# Exercise directions
Extract all lines in the data that contain the word "caption".

--- Data records ---

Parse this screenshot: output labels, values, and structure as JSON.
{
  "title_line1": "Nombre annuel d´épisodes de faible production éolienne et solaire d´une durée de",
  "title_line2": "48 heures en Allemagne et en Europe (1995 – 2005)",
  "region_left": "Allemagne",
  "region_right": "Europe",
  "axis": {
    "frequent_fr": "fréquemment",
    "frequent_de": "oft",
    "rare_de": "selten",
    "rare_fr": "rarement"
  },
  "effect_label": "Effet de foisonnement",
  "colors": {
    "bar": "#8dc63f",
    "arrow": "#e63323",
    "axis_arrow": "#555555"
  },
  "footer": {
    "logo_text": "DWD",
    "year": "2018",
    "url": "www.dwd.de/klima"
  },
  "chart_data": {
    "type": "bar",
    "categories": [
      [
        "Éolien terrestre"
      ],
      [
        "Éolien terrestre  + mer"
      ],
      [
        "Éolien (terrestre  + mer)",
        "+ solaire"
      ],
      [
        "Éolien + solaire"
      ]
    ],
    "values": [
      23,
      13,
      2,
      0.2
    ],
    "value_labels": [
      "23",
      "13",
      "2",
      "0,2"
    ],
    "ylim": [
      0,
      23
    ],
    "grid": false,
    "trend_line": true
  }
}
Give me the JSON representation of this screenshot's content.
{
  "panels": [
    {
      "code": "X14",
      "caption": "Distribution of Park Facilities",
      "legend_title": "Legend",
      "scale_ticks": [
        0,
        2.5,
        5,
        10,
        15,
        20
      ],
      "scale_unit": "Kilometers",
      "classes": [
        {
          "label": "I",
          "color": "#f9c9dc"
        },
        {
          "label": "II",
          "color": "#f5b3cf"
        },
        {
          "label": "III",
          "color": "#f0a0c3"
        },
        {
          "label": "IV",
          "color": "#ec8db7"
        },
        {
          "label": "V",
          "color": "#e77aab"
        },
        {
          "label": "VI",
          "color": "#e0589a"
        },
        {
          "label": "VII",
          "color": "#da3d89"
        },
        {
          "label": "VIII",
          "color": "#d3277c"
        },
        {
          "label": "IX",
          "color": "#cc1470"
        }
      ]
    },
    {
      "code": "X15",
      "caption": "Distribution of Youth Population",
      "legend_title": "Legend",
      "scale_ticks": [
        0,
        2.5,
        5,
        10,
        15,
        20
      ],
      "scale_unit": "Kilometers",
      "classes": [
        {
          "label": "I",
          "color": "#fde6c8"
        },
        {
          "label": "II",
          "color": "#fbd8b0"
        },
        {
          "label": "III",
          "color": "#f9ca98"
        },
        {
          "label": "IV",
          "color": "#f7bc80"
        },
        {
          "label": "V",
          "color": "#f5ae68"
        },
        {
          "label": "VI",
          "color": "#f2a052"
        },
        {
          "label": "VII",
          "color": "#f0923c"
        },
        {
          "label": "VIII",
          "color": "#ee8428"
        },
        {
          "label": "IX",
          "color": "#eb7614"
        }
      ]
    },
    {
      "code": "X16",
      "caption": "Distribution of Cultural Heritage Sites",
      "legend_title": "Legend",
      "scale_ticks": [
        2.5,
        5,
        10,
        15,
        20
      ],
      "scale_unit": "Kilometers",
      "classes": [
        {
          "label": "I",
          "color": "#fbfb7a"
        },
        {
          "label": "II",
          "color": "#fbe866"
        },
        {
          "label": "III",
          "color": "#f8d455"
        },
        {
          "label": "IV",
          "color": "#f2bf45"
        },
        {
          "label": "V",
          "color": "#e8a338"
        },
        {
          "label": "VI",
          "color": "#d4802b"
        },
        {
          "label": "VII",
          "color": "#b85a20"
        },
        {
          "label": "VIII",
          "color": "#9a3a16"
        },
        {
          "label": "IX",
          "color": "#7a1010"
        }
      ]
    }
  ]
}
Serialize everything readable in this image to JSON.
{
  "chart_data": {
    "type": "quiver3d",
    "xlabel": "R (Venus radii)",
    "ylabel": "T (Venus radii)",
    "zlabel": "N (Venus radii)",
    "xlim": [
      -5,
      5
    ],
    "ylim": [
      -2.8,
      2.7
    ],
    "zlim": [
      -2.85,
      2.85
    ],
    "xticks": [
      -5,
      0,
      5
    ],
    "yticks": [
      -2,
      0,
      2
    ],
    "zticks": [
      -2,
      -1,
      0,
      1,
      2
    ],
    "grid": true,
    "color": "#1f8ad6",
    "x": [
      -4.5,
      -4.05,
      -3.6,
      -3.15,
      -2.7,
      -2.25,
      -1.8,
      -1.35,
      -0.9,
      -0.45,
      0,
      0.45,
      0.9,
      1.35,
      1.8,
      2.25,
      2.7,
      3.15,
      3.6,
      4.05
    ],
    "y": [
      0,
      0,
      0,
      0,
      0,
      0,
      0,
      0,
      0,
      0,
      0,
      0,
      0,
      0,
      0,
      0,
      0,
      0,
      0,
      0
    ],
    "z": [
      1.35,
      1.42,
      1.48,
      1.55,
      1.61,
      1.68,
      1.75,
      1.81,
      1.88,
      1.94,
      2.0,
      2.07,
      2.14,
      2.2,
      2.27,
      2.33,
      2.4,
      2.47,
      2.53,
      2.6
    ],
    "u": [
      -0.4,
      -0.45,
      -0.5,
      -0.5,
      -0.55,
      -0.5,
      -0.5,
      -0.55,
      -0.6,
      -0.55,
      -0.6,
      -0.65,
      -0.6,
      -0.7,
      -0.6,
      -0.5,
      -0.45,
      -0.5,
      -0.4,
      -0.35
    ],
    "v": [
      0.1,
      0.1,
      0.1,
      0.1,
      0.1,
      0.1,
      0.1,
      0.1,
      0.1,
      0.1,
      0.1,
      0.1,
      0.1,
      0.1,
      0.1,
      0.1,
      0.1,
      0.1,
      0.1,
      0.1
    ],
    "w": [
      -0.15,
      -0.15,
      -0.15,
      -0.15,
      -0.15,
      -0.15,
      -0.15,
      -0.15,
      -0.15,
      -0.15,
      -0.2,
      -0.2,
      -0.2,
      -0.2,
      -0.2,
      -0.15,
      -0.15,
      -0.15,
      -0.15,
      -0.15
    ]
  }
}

---

# Response to this task
      "caption": "Distribution of Park Facilities",
      "caption": "Distribution of Youth Population",
      "caption": "Distribution of Cultural Heritage Sites",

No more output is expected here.